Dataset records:
★ ★ ★ ★ ★ ★ ★

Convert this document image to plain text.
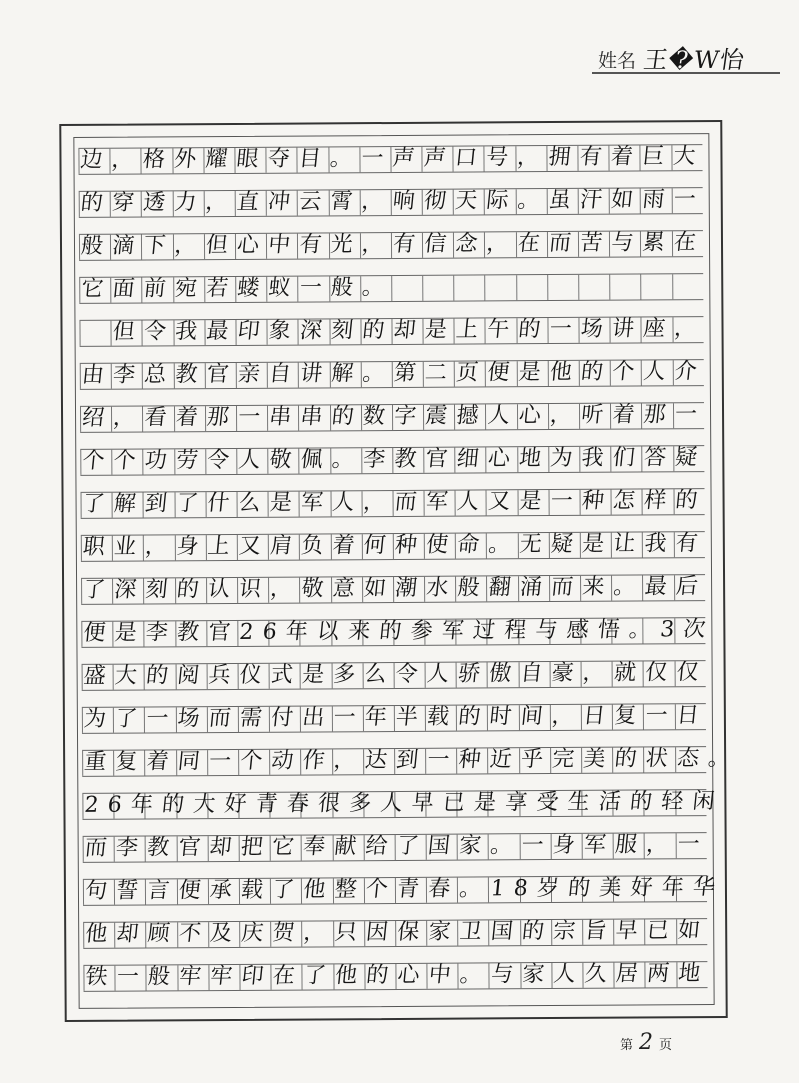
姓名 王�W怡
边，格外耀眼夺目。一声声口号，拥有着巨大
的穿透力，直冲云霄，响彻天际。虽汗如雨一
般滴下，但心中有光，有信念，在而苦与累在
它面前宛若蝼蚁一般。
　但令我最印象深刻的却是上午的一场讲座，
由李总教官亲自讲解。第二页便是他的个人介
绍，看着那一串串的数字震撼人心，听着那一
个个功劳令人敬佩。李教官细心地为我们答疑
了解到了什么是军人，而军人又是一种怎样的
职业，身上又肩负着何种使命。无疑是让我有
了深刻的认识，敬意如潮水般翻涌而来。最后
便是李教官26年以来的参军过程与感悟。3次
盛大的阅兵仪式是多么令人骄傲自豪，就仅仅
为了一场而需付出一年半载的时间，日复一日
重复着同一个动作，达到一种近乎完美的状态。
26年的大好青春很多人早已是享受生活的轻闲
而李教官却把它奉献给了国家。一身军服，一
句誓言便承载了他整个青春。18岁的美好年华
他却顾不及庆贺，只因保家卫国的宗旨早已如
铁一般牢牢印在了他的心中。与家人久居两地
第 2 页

★ ★ ★ ★ ★ ★ ★

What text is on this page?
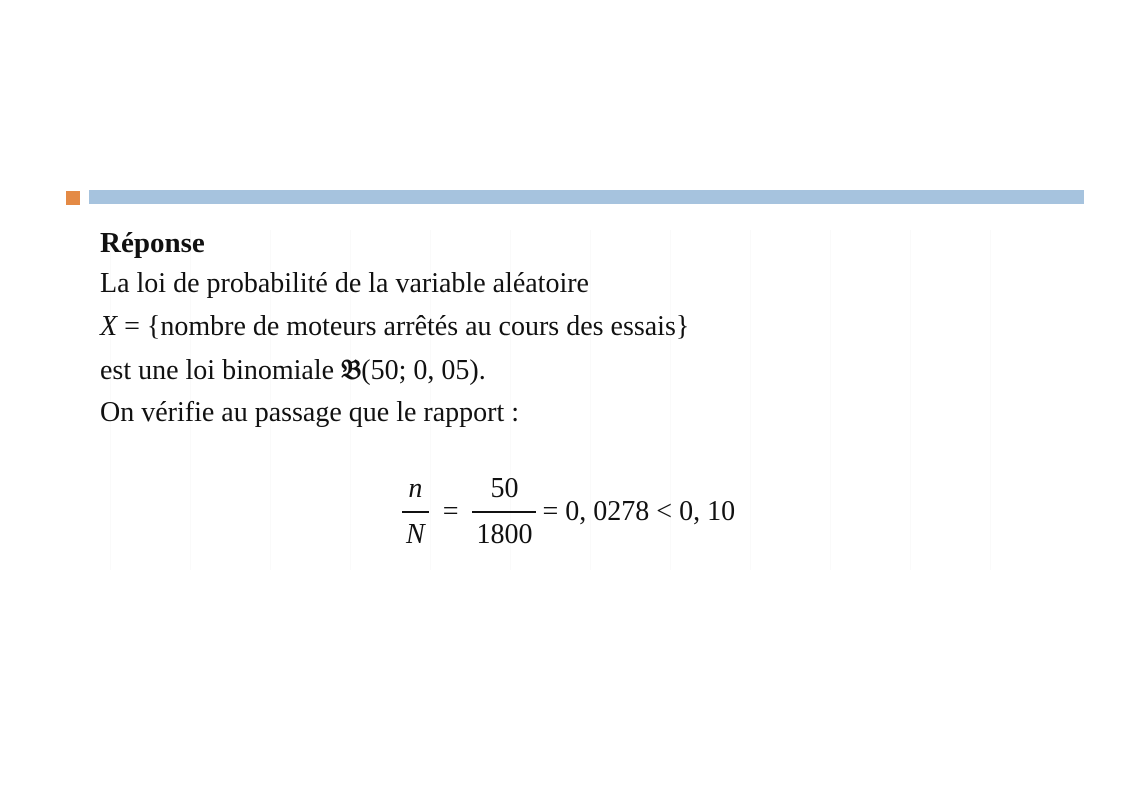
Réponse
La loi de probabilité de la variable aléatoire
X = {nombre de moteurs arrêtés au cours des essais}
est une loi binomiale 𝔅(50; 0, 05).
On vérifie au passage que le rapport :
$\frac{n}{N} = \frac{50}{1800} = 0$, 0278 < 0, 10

★ ★ ★ ★ ★ ★ ★

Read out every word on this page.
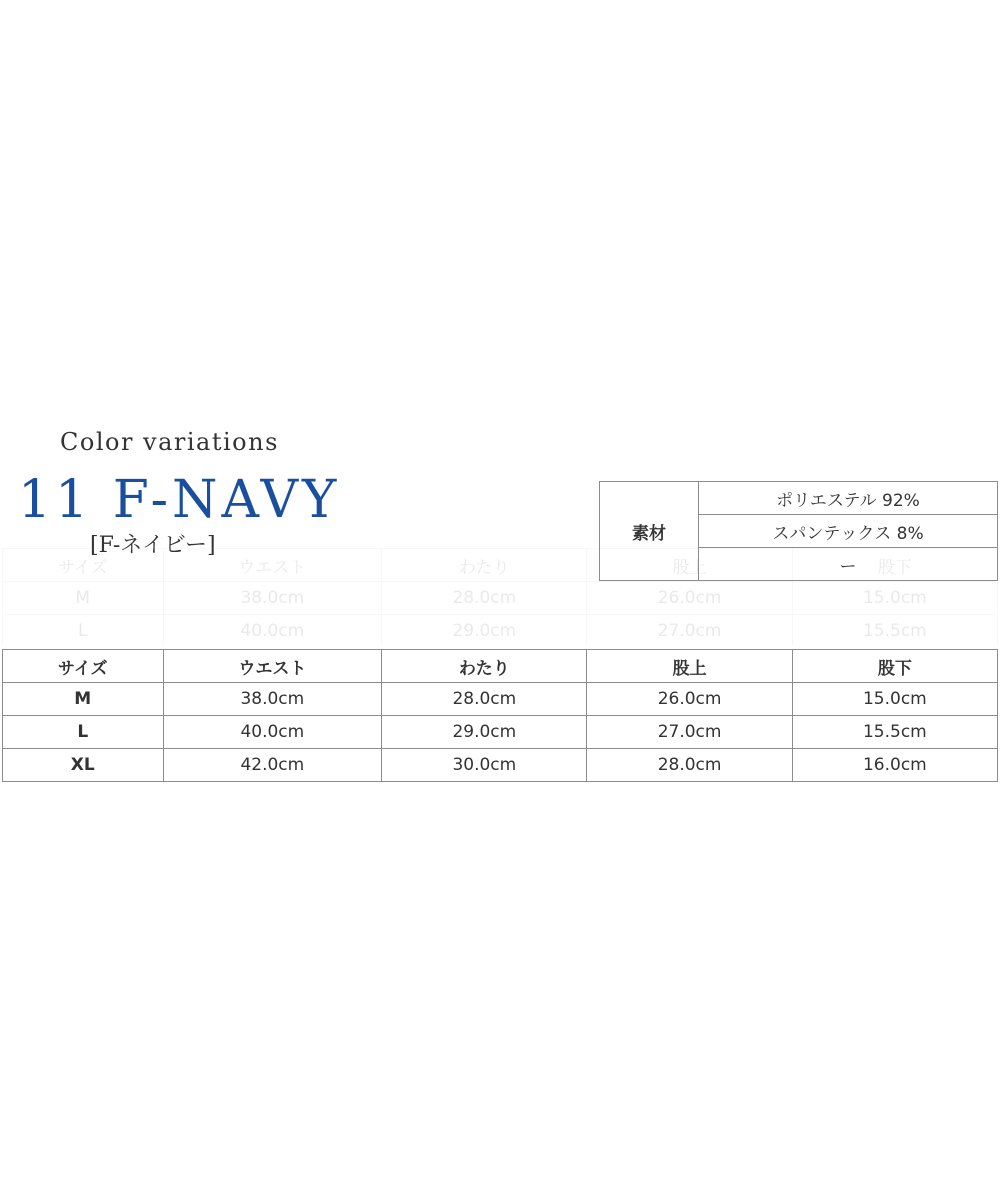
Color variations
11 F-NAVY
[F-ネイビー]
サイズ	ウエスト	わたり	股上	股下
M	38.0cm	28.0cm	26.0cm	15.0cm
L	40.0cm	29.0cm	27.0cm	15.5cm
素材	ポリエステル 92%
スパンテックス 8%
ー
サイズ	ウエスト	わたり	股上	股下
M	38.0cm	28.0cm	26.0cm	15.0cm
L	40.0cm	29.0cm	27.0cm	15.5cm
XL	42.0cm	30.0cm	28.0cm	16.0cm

★ ★ ★ ★ ★ ★ ★

# Your task
Tell how many lines of the data include the word "text", and nothing else.

# Answer in full
2